[Direction]
Your task is to gather the lines below that hold the string "color".

□ □ □

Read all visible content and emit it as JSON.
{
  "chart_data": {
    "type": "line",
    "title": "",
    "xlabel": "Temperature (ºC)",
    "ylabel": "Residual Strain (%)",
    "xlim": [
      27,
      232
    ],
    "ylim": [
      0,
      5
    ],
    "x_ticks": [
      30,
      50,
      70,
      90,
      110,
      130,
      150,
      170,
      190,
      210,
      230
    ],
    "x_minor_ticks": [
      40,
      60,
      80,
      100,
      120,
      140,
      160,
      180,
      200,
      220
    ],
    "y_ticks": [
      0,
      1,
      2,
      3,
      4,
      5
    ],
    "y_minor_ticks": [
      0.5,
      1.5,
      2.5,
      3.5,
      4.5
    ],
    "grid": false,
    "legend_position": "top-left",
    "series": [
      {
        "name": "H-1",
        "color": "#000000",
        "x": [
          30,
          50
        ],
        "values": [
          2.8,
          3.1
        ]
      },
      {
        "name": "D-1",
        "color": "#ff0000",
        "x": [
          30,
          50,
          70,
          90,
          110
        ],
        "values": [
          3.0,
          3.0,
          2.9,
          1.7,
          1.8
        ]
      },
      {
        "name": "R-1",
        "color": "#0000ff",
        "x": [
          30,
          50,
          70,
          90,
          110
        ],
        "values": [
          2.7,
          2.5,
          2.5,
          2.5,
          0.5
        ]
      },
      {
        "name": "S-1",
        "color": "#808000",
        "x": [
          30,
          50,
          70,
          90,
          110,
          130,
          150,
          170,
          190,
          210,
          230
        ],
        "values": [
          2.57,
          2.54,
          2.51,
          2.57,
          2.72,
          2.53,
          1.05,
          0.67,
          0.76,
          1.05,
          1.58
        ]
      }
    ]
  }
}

□ □ □

[Task response]
        "color": "#000000",
        "color": "#ff0000",
        "color": "#0000ff",
        "color": "#808000",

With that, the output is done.